>> start Given entries

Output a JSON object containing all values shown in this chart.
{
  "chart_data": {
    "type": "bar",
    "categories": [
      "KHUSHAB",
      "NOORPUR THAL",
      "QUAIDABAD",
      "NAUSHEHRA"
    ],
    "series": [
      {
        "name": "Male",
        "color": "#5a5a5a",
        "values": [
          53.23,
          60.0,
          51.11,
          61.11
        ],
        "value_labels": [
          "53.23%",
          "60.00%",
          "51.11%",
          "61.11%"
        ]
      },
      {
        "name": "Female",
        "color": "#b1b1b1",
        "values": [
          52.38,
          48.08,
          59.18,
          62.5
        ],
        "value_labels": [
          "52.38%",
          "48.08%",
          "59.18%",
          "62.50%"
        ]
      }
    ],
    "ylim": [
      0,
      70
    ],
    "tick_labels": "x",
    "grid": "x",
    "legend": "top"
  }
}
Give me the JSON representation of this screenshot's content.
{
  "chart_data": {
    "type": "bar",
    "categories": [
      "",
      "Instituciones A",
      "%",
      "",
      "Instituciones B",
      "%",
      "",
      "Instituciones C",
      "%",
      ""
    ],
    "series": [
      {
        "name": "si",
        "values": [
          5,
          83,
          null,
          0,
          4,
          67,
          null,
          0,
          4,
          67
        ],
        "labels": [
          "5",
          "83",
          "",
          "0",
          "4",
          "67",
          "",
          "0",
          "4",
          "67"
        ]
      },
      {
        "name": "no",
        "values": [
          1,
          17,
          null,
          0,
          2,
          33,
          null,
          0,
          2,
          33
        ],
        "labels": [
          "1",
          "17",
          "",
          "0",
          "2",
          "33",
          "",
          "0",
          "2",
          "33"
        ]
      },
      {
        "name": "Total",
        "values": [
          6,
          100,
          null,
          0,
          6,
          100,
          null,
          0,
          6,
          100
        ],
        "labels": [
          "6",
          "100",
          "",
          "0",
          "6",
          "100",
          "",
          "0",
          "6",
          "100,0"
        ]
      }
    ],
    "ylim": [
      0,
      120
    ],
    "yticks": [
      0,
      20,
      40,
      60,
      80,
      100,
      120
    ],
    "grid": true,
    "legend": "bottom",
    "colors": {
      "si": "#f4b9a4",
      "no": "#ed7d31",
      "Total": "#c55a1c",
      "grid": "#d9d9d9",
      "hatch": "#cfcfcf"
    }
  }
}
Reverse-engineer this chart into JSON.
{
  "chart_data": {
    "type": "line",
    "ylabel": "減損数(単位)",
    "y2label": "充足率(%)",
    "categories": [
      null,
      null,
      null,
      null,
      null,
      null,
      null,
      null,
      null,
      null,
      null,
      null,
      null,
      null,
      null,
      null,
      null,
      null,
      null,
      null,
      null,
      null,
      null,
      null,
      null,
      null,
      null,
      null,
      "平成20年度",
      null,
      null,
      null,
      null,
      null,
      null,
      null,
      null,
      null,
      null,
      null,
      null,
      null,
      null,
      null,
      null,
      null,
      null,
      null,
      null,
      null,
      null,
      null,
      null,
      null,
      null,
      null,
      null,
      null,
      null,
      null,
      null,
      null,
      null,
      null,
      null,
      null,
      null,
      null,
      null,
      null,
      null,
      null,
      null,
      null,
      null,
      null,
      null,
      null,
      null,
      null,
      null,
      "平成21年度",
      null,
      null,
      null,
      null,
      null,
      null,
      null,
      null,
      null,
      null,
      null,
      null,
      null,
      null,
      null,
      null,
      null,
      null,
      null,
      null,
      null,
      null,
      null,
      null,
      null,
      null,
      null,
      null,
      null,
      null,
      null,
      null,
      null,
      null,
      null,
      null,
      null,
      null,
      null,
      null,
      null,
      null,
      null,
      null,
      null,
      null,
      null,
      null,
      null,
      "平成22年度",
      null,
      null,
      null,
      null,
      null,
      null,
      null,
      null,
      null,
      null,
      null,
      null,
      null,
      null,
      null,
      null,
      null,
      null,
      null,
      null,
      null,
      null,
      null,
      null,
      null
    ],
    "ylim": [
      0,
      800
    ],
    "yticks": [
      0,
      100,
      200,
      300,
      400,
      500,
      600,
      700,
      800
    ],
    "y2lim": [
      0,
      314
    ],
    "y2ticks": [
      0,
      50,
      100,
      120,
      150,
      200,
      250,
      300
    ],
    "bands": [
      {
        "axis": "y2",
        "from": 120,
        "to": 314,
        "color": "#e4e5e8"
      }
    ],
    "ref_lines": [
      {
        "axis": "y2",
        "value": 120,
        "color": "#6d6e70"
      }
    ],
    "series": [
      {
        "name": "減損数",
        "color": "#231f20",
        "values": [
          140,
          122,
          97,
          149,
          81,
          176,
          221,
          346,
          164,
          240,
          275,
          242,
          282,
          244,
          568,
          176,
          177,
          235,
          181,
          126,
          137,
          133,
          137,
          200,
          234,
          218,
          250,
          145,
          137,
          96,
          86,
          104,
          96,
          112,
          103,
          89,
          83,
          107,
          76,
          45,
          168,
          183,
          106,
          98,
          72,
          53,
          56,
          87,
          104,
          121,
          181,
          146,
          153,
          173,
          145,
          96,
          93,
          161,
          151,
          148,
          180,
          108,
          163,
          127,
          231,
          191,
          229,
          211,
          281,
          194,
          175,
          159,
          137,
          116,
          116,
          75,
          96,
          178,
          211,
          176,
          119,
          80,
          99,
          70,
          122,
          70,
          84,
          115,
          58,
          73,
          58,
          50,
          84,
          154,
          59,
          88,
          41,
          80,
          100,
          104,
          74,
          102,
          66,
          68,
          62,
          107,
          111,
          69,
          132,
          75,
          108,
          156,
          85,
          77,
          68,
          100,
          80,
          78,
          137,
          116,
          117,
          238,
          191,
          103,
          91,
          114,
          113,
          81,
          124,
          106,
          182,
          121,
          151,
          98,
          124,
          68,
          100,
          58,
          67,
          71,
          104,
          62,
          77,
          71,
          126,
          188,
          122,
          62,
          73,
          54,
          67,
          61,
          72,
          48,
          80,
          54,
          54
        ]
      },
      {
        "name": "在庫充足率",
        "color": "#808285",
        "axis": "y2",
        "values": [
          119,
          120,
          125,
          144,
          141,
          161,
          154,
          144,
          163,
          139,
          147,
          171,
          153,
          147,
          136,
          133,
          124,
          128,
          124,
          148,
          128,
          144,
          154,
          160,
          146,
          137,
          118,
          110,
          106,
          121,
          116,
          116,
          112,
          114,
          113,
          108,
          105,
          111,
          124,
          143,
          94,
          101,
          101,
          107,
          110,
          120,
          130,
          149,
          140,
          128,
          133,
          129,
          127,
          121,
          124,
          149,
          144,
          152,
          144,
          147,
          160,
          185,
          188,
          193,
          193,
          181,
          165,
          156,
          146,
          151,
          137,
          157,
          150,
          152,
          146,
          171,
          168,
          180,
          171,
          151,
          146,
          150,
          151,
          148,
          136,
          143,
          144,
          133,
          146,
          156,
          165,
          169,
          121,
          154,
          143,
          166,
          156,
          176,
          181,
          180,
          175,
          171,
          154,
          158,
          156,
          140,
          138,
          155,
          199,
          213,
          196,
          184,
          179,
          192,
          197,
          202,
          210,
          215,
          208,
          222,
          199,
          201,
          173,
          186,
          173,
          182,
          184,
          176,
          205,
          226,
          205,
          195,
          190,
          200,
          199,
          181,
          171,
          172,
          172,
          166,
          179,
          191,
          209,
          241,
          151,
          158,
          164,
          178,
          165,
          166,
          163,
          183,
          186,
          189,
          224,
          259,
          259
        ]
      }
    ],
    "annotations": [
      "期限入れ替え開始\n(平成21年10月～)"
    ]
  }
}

>> end Given entries

## Instruction
Say how many lines in the entries contain the string "this", and say nothing else.

## Written response
3